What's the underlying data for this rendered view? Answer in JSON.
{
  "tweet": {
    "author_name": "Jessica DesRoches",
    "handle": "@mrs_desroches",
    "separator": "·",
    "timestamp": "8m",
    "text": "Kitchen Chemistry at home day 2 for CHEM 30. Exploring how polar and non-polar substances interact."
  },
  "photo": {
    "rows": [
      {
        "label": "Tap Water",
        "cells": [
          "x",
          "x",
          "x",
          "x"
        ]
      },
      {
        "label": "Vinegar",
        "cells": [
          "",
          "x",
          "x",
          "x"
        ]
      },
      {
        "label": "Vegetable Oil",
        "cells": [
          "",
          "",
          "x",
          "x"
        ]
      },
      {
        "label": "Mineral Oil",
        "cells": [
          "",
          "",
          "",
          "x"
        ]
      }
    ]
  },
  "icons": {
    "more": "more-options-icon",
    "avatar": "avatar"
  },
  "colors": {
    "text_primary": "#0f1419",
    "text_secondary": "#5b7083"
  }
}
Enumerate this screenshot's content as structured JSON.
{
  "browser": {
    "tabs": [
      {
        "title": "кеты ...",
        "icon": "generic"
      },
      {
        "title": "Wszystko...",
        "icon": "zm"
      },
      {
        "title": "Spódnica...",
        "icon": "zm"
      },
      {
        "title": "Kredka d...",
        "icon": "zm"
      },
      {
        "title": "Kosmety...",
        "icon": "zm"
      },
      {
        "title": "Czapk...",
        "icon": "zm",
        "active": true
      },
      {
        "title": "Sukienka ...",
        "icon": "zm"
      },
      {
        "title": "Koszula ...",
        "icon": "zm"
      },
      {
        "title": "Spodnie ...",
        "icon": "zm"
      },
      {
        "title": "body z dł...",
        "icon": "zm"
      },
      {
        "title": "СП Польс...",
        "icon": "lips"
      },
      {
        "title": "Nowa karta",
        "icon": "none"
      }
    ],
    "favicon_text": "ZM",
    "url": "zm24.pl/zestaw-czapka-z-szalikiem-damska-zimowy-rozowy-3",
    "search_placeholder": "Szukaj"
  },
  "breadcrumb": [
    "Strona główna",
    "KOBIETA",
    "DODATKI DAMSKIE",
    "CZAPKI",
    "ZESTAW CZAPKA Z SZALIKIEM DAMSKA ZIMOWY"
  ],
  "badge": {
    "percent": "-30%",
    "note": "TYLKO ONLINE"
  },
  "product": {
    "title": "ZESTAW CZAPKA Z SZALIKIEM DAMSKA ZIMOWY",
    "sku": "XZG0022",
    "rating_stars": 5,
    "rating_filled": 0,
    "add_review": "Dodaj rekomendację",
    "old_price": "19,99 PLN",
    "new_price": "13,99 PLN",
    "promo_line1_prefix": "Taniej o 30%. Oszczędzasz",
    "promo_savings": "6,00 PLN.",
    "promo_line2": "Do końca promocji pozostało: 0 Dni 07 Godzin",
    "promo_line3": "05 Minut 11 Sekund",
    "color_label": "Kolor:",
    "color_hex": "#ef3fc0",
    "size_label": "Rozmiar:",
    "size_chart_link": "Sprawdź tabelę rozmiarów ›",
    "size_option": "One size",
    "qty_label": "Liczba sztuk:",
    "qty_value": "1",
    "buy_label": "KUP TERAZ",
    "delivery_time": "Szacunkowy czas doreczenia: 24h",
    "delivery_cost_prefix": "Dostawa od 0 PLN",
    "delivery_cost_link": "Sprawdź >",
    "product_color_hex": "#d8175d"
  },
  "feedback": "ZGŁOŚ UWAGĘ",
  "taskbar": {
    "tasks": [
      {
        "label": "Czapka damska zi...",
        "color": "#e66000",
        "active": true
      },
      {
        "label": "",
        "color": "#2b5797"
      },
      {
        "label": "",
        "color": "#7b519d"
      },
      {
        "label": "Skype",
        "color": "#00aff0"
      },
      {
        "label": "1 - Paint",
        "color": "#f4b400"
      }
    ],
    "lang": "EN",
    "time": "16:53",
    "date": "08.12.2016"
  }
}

________

What the task asks - Quote all the records. Keep every word exact.

Result below -
What's the underlying data for this rendered view? Answer in JSON.
{
  "tweet": {
    "author_name": "Jessica DesRoches",
    "handle": "@mrs_desroches",
    "separator": "·",
    "timestamp": "8m",
    "text": "Kitchen Chemistry at home day 2 for CHEM 30. Exploring how polar and non-polar substances interact."
  },
  "photo": {
    "rows": [
      {
        "label": "Tap Water",
        "cells": [
          "x",
          "x",
          "x",
          "x"
        ]
      },
      {
        "label": "Vinegar",
        "cells": [
          "",
          "x",
          "x",
          "x"
        ]
      },
      {
        "label": "Vegetable Oil",
        "cells": [
          "",
          "",
          "x",
          "x"
        ]
      },
      {
        "label": "Mineral Oil",
        "cells": [
          "",
          "",
          "",
          "x"
        ]
      }
    ]
  },
  "icons": {
    "more": "more-options-icon",
    "avatar": "avatar"
  },
  "colors": {
    "text_primary": "#0f1419",
    "text_secondary": "#5b7083"
  }
}
Enumerate this screenshot's content as structured JSON.
{
  "browser": {
    "tabs": [
      {
        "title": "кеты ...",
        "icon": "generic"
      },
      {
        "title": "Wszystko...",
        "icon": "zm"
      },
      {
        "title": "Spódnica...",
        "icon": "zm"
      },
      {
        "title": "Kredka d...",
        "icon": "zm"
      },
      {
        "title": "Kosmety...",
        "icon": "zm"
      },
      {
        "title": "Czapk...",
        "icon": "zm",
        "active": true
      },
      {
        "title": "Sukienka ...",
        "icon": "zm"
      },
      {
        "title": "Koszula ...",
        "icon": "zm"
      },
      {
        "title": "Spodnie ...",
        "icon": "zm"
      },
      {
        "title": "body z dł...",
        "icon": "zm"
      },
      {
        "title": "СП Польс...",
        "icon": "lips"
      },
      {
        "title": "Nowa karta",
        "icon": "none"
      }
    ],
    "favicon_text": "ZM",
    "url": "zm24.pl/zestaw-czapka-z-szalikiem-damska-zimowy-rozowy-3",
    "search_placeholder": "Szukaj"
  },
  "breadcrumb": [
    "Strona główna",
    "KOBIETA",
    "DODATKI DAMSKIE",
    "CZAPKI",
    "ZESTAW CZAPKA Z SZALIKIEM DAMSKA ZIMOWY"
  ],
  "badge": {
    "percent": "-30%",
    "note": "TYLKO ONLINE"
  },
  "product": {
    "title": "ZESTAW CZAPKA Z SZALIKIEM DAMSKA ZIMOWY",
    "sku": "XZG0022",
    "rating_stars": 5,
    "rating_filled": 0,
    "add_review": "Dodaj rekomendację",
    "old_price": "19,99 PLN",
    "new_price": "13,99 PLN",
    "promo_line1_prefix": "Taniej o 30%. Oszczędzasz",
    "promo_savings": "6,00 PLN.",
    "promo_line2": "Do końca promocji pozostało: 0 Dni 07 Godzin",
    "promo_line3": "05 Minut 11 Sekund",
    "color_label": "Kolor:",
    "color_hex": "#ef3fc0",
    "size_label": "Rozmiar:",
    "size_chart_link": "Sprawdź tabelę rozmiarów ›",
    "size_option": "One size",
    "qty_label": "Liczba sztuk:",
    "qty_value": "1",
    "buy_label": "KUP TERAZ",
    "delivery_time": "Szacunkowy czas doreczenia: 24h",
    "delivery_cost_prefix": "Dostawa od 0 PLN",
    "delivery_cost_link": "Sprawdź >",
    "product_color_hex": "#d8175d"
  },
  "feedback": "ZGŁOŚ UWAGĘ",
  "taskbar": {
    "tasks": [
      {
        "label": "Czapka damska zi...",
        "color": "#e66000",
        "active": true
      },
      {
        "label": "",
        "color": "#2b5797"
      },
      {
        "label": "",
        "color": "#7b519d"
      },
      {
        "label": "Skype",
        "color": "#00aff0"
      },
      {
        "label": "1 - Paint",
        "color": "#f4b400"
      }
    ],
    "lang": "EN",
    "time": "16:53",
    "date": "08.12.2016"
  }
}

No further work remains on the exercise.